▸ **Records provided**

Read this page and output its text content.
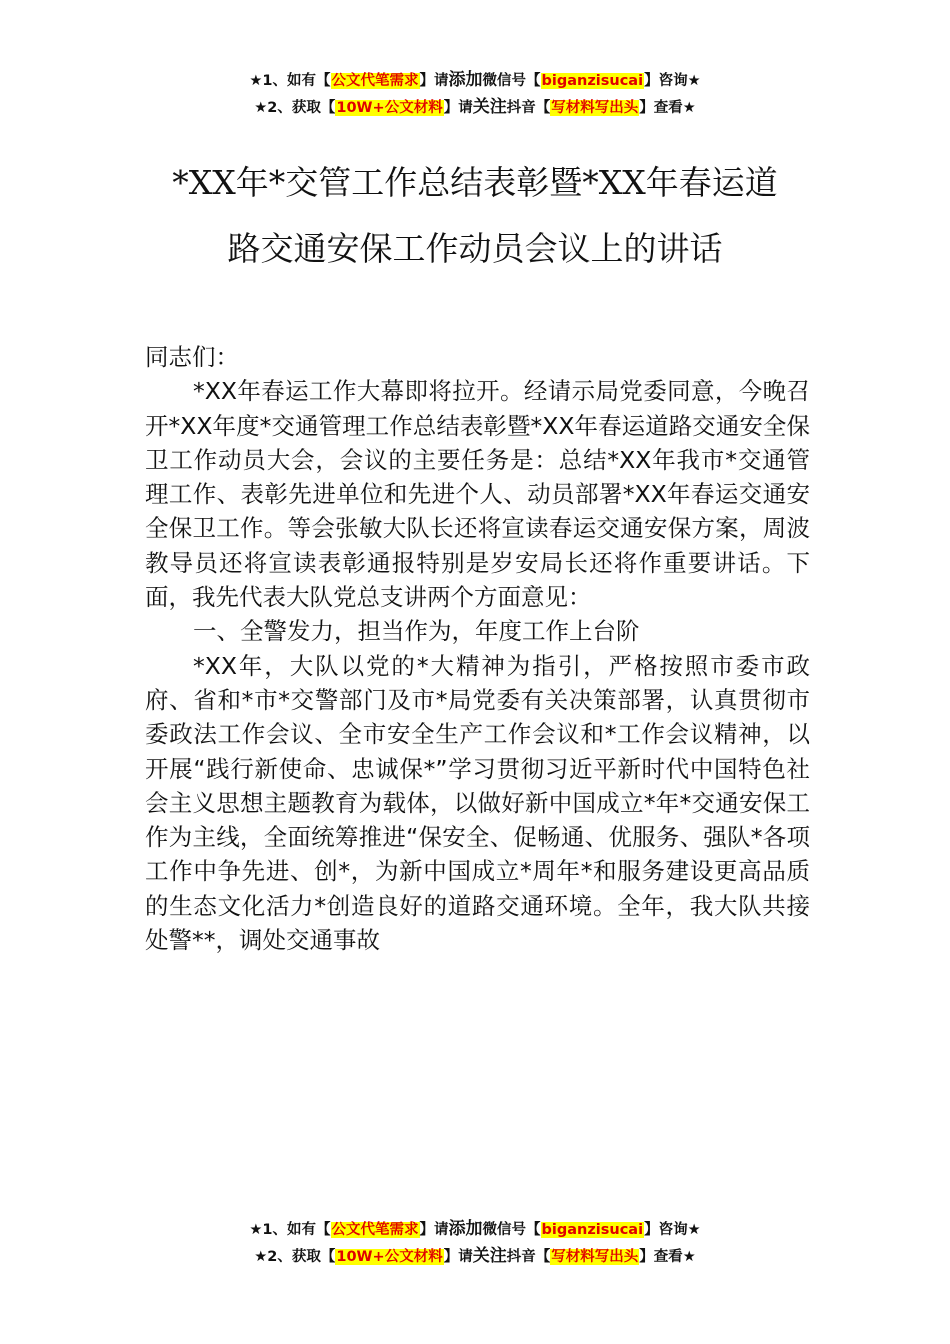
★1、如有【公文代笔需求】请添加微信号【biganzisucai】咨询★
★2、获取【10W+公文材料】请关注抖音【写材料写出头】查看★
*XX年*交管工作总结表彰暨*XX年春运道
路交通安保工作动员会议上的讲话

同志们：

*XX年春运工作大幕即将拉开。经请示局党委同意，今晚召开*XX年度*交通管理工作总结表彰暨*XX年春运道路交通安全保卫工作动员大会，会议的主要任务是：总结*XX年我市*交通管理工作、表彰先进单位和先进个人、动员部署*XX年春运交通安全保卫工作。等会张敏大队长还将宣读春运交通安保方案，周波教导员还将宣读表彰通报特别是岁安局长还将作重要讲话。下面，我先代表大队党总支讲两个方面意见：

一、全警发力，担当作为，年度工作上台阶

*XX年，大队以党的*大精神为指引，严格按照市委市政府、省和*市*交警部门及市*局党委有关决策部署，认真贯彻市委政法工作会议、全市安全生产工作会议和*工作会议精神，以开展“践行新使命、忠诚保*”学习贯彻习近平新时代中国特色社会主义思想主题教育为载体，以做好新中国成立*年*交通安保工作为主线，全面统筹推进“保安全、促畅通、优服务、强队*各项工作中争先进、创*，为新中国成立*周年*和服务建设更高品质的生态文化活力*创造良好的道路交通环境。全年，我大队共接处警**，调处交通事故

★1、如有【公文代笔需求】请添加微信号【biganzisucai】咨询★
★2、获取【10W+公文材料】请关注抖音【写材料写出头】查看★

▸ **Description of the task**
Copy everything in the records above except the pictures, exactly as written.

▸ **Answer to this task**
Read this page and output its text content.
★1、如有【公文代笔需求】请添加微信号【biganzisucai】咨询★
★2、获取【10W+公文材料】请关注抖音【写材料写出头】查看★
*XX年*交管工作总结表彰暨*XX年春运道
路交通安保工作动员会议上的讲话

同志们：

*XX年春运工作大幕即将拉开。经请示局党委同意，今晚召开*XX年度*交通管理工作总结表彰暨*XX年春运道路交通安全保卫工作动员大会，会议的主要任务是：总结*XX年我市*交通管理工作、表彰先进单位和先进个人、动员部署*XX年春运交通安全保卫工作。等会张敏大队长还将宣读春运交通安保方案，周波教导员还将宣读表彰通报特别是岁安局长还将作重要讲话。下面，我先代表大队党总支讲两个方面意见：

一、全警发力，担当作为，年度工作上台阶

*XX年，大队以党的*大精神为指引，严格按照市委市政府、省和*市*交警部门及市*局党委有关决策部署，认真贯彻市委政法工作会议、全市安全生产工作会议和*工作会议精神，以开展“践行新使命、忠诚保*”学习贯彻习近平新时代中国特色社会主义思想主题教育为载体，以做好新中国成立*年*交通安保工作为主线，全面统筹推进“保安全、促畅通、优服务、强队*各项工作中争先进、创*，为新中国成立*周年*和服务建设更高品质的生态文化活力*创造良好的道路交通环境。全年，我大队共接处警**，调处交通事故

★1、如有【公文代笔需求】请添加微信号【biganzisucai】咨询★
★2、获取【10W+公文材料】请关注抖音【写材料写出头】查看★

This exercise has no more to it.